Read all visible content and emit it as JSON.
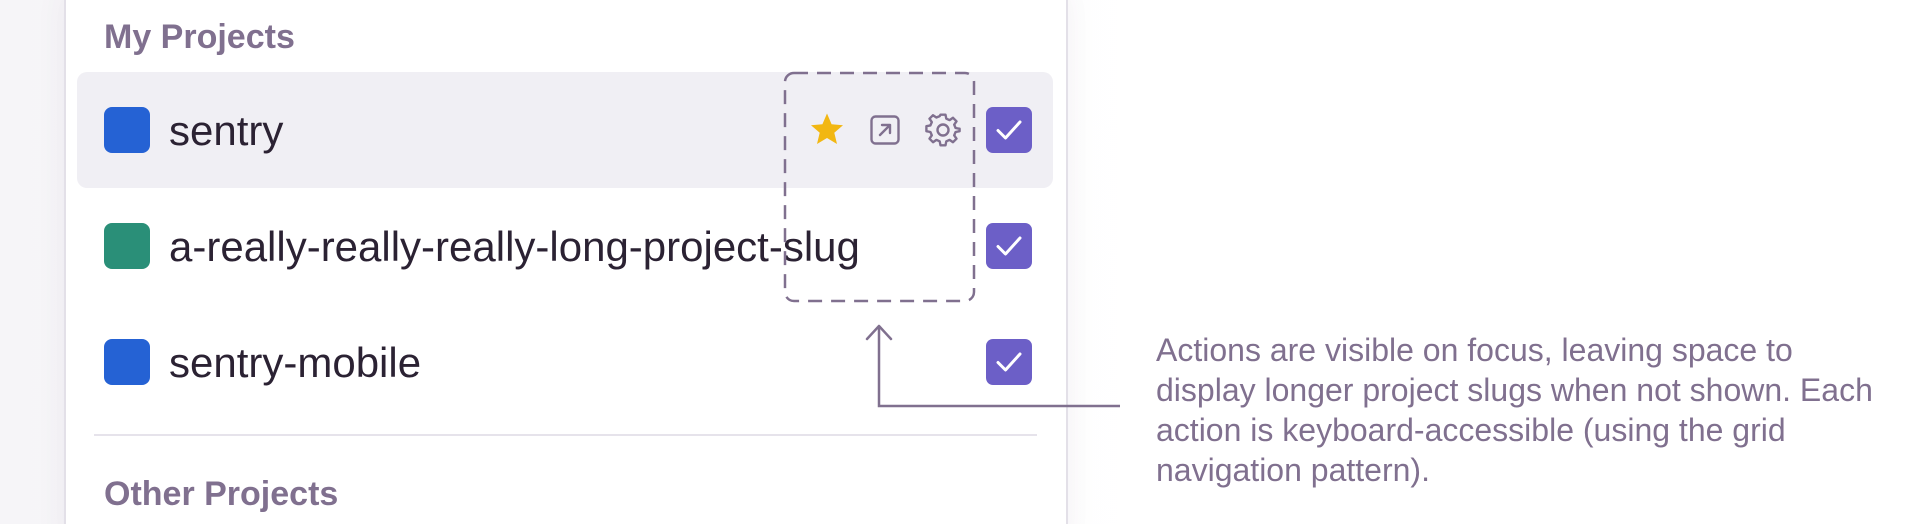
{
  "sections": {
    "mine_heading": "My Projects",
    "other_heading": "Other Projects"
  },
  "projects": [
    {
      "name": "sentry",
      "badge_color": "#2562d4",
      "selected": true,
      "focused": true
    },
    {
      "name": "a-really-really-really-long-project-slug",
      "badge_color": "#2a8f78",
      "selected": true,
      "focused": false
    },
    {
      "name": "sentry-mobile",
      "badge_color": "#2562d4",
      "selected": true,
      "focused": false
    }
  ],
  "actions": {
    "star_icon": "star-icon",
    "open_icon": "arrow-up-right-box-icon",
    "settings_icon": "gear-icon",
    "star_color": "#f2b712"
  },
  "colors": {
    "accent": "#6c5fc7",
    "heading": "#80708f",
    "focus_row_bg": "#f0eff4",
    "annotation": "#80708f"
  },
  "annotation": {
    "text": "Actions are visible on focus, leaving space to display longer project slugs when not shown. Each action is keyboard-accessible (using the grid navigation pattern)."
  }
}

GOAL
Keep every word of the data as it is when you write it out, but drop the pictures.

EXERCISE ANSWER
Read all visible content and emit it as JSON.
{
  "sections": {
    "mine_heading": "My Projects",
    "other_heading": "Other Projects"
  },
  "projects": [
    {
      "name": "sentry",
      "badge_color": "#2562d4",
      "selected": true,
      "focused": true
    },
    {
      "name": "a-really-really-really-long-project-slug",
      "badge_color": "#2a8f78",
      "selected": true,
      "focused": false
    },
    {
      "name": "sentry-mobile",
      "badge_color": "#2562d4",
      "selected": true,
      "focused": false
    }
  ],
  "actions": {
    "star_icon": "star-icon",
    "open_icon": "arrow-up-right-box-icon",
    "settings_icon": "gear-icon",
    "star_color": "#f2b712"
  },
  "colors": {
    "accent": "#6c5fc7",
    "heading": "#80708f",
    "focus_row_bg": "#f0eff4",
    "annotation": "#80708f"
  },
  "annotation": {
    "text": "Actions are visible on focus, leaving space to display longer project slugs when not shown. Each action is keyboard-accessible (using the grid navigation pattern)."
  }
}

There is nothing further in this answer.